Start GIVEN INFORMATION

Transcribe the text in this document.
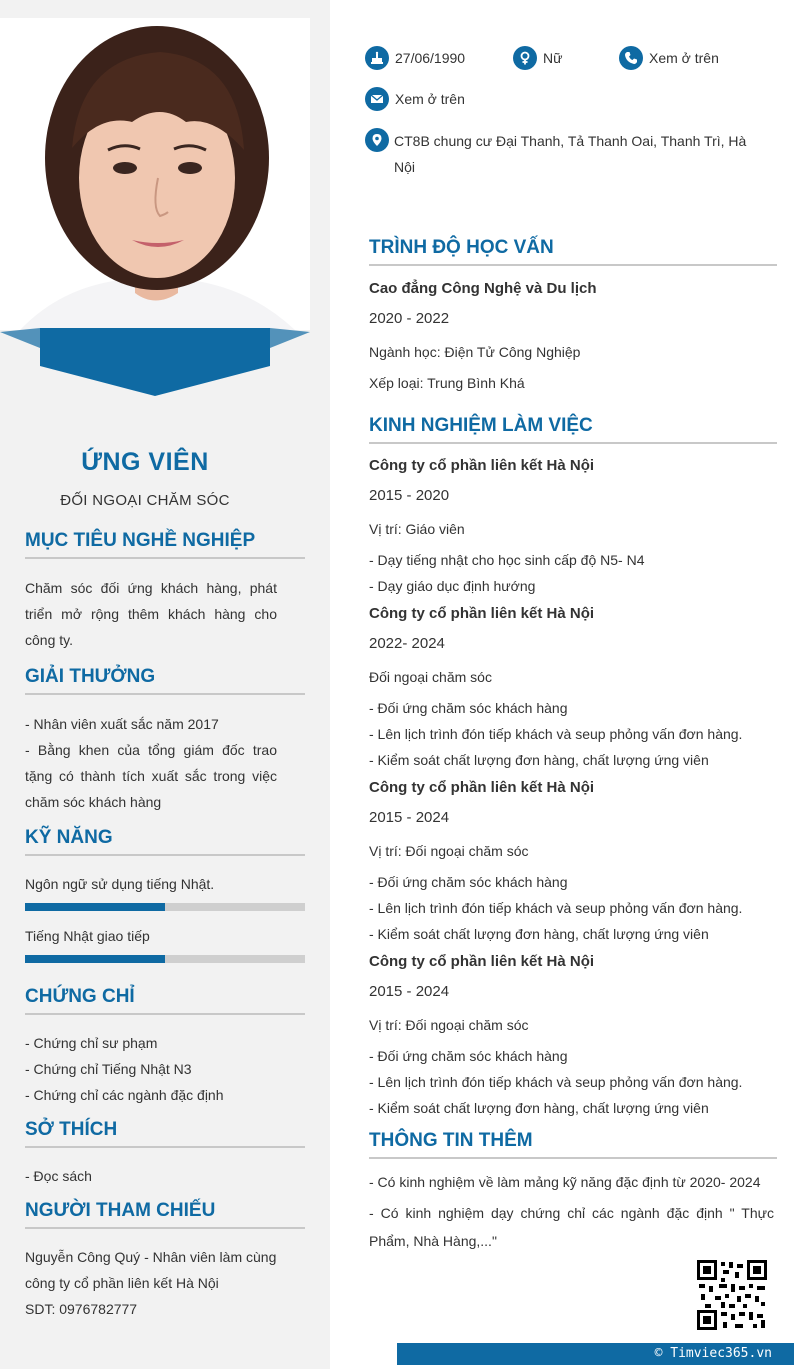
ỨNG VIÊN
ĐỐI NGOẠI CHĂM SÓC
MỤC TIÊU NGHỀ NGHIỆP
Chăm sóc đối ứng khách hàng, phát triển mở rộng thêm khách hàng cho công ty.
GIẢI THƯỞNG
- Nhân viên xuất sắc năm 2017
- Bằng khen của tổng giám đốc trao tặng có thành tích xuất sắc trong việc chăm sóc khách hàng
KỸ NĂNG
Ngôn ngữ sử dụng tiếng Nhật.
Tiếng Nhật giao tiếp
CHỨNG CHỈ
- Chứng chỉ sư phạm
- Chứng chỉ Tiếng Nhật N3
- Chứng chỉ các ngành đặc định
SỞ THÍCH
- Đọc sách
NGƯỜI THAM CHIẾU
Nguyễn Công Quý - Nhân viên làm cùng công ty cổ phần liên kết Hà Nội
SDT: 0976782777
27/06/1990	Nữ	Xem ở trên
Xem ở trên
CT8B chung cư Đại Thanh, Tả Thanh Oai, Thanh Trì, Hà Nội
TRÌNH ĐỘ HỌC VẤN
Cao đẳng Công Nghệ và Du lịch
2020 - 2022
Ngành học: Điện Tử Công Nghiệp
Xếp loại: Trung Bình Khá
KINH NGHIỆM LÀM VIỆC
Công ty cổ phần liên kết Hà Nội
2015 - 2020
Vị trí: Giáo viên
- Dạy tiếng nhật cho học sinh cấp độ N5- N4
- Dạy giáo dục định hướng
Công ty cổ phần liên kết Hà Nội
2022- 2024
Đối ngoại chăm sóc
- Đối ứng chăm sóc khách hàng
- Lên lịch trình đón tiếp khách và seup phỏng vấn đơn hàng.
- Kiểm soát chất lượng đơn hàng, chất lượng ứng viên
Công ty cổ phần liên kết Hà Nội
2015 - 2024
Vị trí: Đối ngoại chăm sóc
- Đối ứng chăm sóc khách hàng
- Lên lịch trình đón tiếp khách và seup phỏng vấn đơn hàng.
- Kiểm soát chất lượng đơn hàng, chất lượng ứng viên
Công ty cổ phần liên kết Hà Nội
2015 - 2024
Vị trí: Đối ngoại chăm sóc
- Đối ứng chăm sóc khách hàng
- Lên lịch trình đón tiếp khách và seup phỏng vấn đơn hàng.
- Kiểm soát chất lượng đơn hàng, chất lượng ứng viên
THÔNG TIN THÊM
- Có kinh nghiệm về làm mảng kỹ năng đặc định từ 2020- 2024
- Có kinh nghiệm dạy chứng chỉ các ngành đặc định " Thực Phẩm, Nhà Hàng,..."
© Timviec365.vn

End GIVEN INFORMATION

- **THE EXERCISE**
Restate the data above exactly, stripping out each image.

- **WRITTEN ANSWER**
Transcribe the text in this document.
ỨNG VIÊN
ĐỐI NGOẠI CHĂM SÓC
MỤC TIÊU NGHỀ NGHIỆP
Chăm sóc đối ứng khách hàng, phát triển mở rộng thêm khách hàng cho công ty.
GIẢI THƯỞNG
- Nhân viên xuất sắc năm 2017
- Bằng khen của tổng giám đốc trao tặng có thành tích xuất sắc trong việc chăm sóc khách hàng
KỸ NĂNG
Ngôn ngữ sử dụng tiếng Nhật.
Tiếng Nhật giao tiếp
CHỨNG CHỈ
- Chứng chỉ sư phạm
- Chứng chỉ Tiếng Nhật N3
- Chứng chỉ các ngành đặc định
SỞ THÍCH
- Đọc sách
NGƯỜI THAM CHIẾU
Nguyễn Công Quý - Nhân viên làm cùng công ty cổ phần liên kết Hà Nội
SDT: 0976782777
27/06/1990	Nữ	Xem ở trên
Xem ở trên
CT8B chung cư Đại Thanh, Tả Thanh Oai, Thanh Trì, Hà Nội
TRÌNH ĐỘ HỌC VẤN
Cao đẳng Công Nghệ và Du lịch
2020 - 2022
Ngành học: Điện Tử Công Nghiệp
Xếp loại: Trung Bình Khá
KINH NGHIỆM LÀM VIỆC
Công ty cổ phần liên kết Hà Nội
2015 - 2020
Vị trí: Giáo viên
- Dạy tiếng nhật cho học sinh cấp độ N5- N4
- Dạy giáo dục định hướng
Công ty cổ phần liên kết Hà Nội
2022- 2024
Đối ngoại chăm sóc
- Đối ứng chăm sóc khách hàng
- Lên lịch trình đón tiếp khách và seup phỏng vấn đơn hàng.
- Kiểm soát chất lượng đơn hàng, chất lượng ứng viên
Công ty cổ phần liên kết Hà Nội
2015 - 2024
Vị trí: Đối ngoại chăm sóc
- Đối ứng chăm sóc khách hàng
- Lên lịch trình đón tiếp khách và seup phỏng vấn đơn hàng.
- Kiểm soát chất lượng đơn hàng, chất lượng ứng viên
Công ty cổ phần liên kết Hà Nội
2015 - 2024
Vị trí: Đối ngoại chăm sóc
- Đối ứng chăm sóc khách hàng
- Lên lịch trình đón tiếp khách và seup phỏng vấn đơn hàng.
- Kiểm soát chất lượng đơn hàng, chất lượng ứng viên
THÔNG TIN THÊM
- Có kinh nghiệm về làm mảng kỹ năng đặc định từ 2020- 2024
- Có kinh nghiệm dạy chứng chỉ các ngành đặc định " Thực Phẩm, Nhà Hàng,..."
© Timviec365.vn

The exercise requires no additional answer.